— TO DO —
Please copy the items below, switching every "about-paragraph" to "body-text" and leaving everything else unchanged. Omit the pictures from your copy.

— RECORDS SUPPLIED —
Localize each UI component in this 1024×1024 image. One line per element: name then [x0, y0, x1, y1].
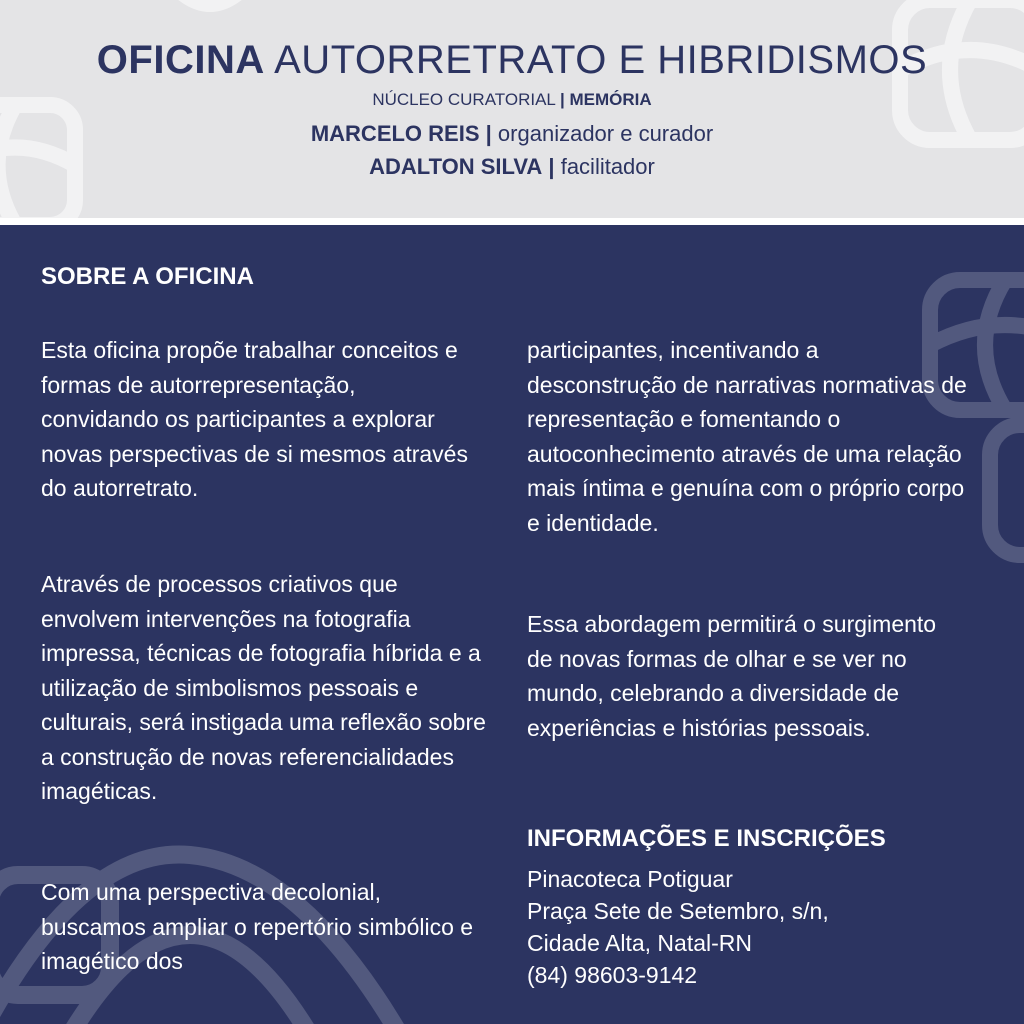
subtitle-separator: | — [560, 90, 565, 109]
page-title — [0, 38, 1024, 83]
credit-facilitator — [0, 154, 1024, 180]
credit-organizer — [0, 121, 1024, 147]
credit-name: MARCELO REIS — [310, 121, 480, 146]
venue-name: Pinacoteca Potiguar — [527, 866, 733, 892]
about-paragraph: Através de processos criativos que envolvem intervenções na fotografia impressa, técnicas de fotografia híbrida e a utilização de simbolismos pessoais e culturais, será instigada uma reflexão sobre a construção de novas referencialidades imagéticas. — [41, 571, 486, 804]
main-panel — [0, 225, 1024, 1024]
venue-city: Cidade Alta, Natal-RN — [527, 930, 752, 956]
credit-separator: | — [485, 121, 492, 146]
header-band — [0, 0, 1024, 218]
venue-address: Praça Sete de Setembro, s/n, — [527, 898, 829, 924]
credit-name: ADALTON SILVA — [369, 154, 543, 179]
divider — [0, 218, 1024, 225]
subtitle-bold: MEMÓRIA — [569, 90, 652, 109]
title-rest: AUTORRETRATO E HIBRIDISMOS — [274, 38, 928, 82]
title-bold: OFICINA — [96, 38, 265, 82]
credit-role: facilitador — [560, 154, 655, 179]
contact-phone: (84) 98603-9142 — [527, 962, 698, 988]
about-paragraph: participantes, incentivando a desconstrução de narrativas normativas de representação e fomentando o autoconhecimento através de uma relação mais íntima e genuína com o próprio corpo e identidade. — [527, 337, 967, 536]
curatorial-line — [0, 90, 1024, 110]
info-heading: INFORMAÇÕES E INSCRIÇÕES — [527, 825, 886, 852]
about-heading: SOBRE A OFICINA — [41, 263, 254, 290]
subtitle-prefix: NÚCLEO CURATORIAL — [372, 90, 556, 109]
credit-role: organizador e curador — [497, 121, 714, 146]
about-paragraph: Esta oficina propõe trabalhar conceitos e formas de autorrepresentação, convidando os participantes a explorar novas perspectivas de si mesmos através do autorretrato. — [41, 337, 468, 501]
about-paragraph: Essa abordagem permitirá o surgimento de novas formas de olhar e se ver no mundo, celebrando a diversidade de experiências e histórias pessoais. — [527, 611, 937, 741]
about-paragraph: Com uma perspectiva decolonial, buscamos ampliar o repertório simbólico e imagético dos — [41, 879, 474, 974]
credit-separator: | — [548, 154, 555, 179]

— TASK SOLUTION —
Localize each UI component in this 1024×1024 image. One line per element: name then [x0, y0, x1, y1].
subtitle-separator: | — [560, 90, 565, 109]
page-title — [0, 38, 1024, 83]
credit-facilitator — [0, 154, 1024, 180]
credit-organizer — [0, 121, 1024, 147]
credit-name: MARCELO REIS — [310, 121, 480, 146]
venue-name: Pinacoteca Potiguar — [527, 866, 733, 892]
body-text: Através de processos criativos que envolvem intervenções na fotografia impressa, técnicas de fotografia híbrida e a utilização de simbolismos pessoais e culturais, será instigada uma reflexão sobre a construção de novas referencialidades imagéticas. — [41, 571, 486, 804]
main-panel — [0, 225, 1024, 1024]
venue-city: Cidade Alta, Natal-RN — [527, 930, 752, 956]
credit-separator: | — [485, 121, 492, 146]
header-band — [0, 0, 1024, 218]
venue-address: Praça Sete de Setembro, s/n, — [527, 898, 829, 924]
credit-name: ADALTON SILVA — [369, 154, 543, 179]
divider — [0, 218, 1024, 225]
subtitle-bold: MEMÓRIA — [569, 90, 652, 109]
title-rest: AUTORRETRATO E HIBRIDISMOS — [274, 38, 928, 82]
title-bold: OFICINA — [96, 38, 265, 82]
credit-role: facilitador — [560, 154, 655, 179]
contact-phone: (84) 98603-9142 — [527, 962, 698, 988]
body-text: participantes, incentivando a desconstrução de narrativas normativas de representação e fomentando o autoconhecimento através de uma relação mais íntima e genuína com o próprio corpo e identidade. — [527, 337, 967, 536]
curatorial-line — [0, 90, 1024, 110]
info-heading: INFORMAÇÕES E INSCRIÇÕES — [527, 825, 886, 852]
about-heading: SOBRE A OFICINA — [41, 263, 254, 290]
subtitle-prefix: NÚCLEO CURATORIAL — [372, 90, 556, 109]
credit-role: organizador e curador — [497, 121, 714, 146]
body-text: Esta oficina propõe trabalhar conceitos e formas de autorrepresentação, convidando os participantes a explorar novas perspectivas de si mesmos através do autorretrato. — [41, 337, 468, 501]
body-text: Essa abordagem permitirá o surgimento de novas formas de olhar e se ver no mundo, celebrando a diversidade de experiências e histórias pessoais. — [527, 611, 937, 741]
body-text: Com uma perspectiva decolonial, buscamos ampliar o repertório simbólico e imagético dos — [41, 879, 474, 974]
credit-separator: | — [548, 154, 555, 179]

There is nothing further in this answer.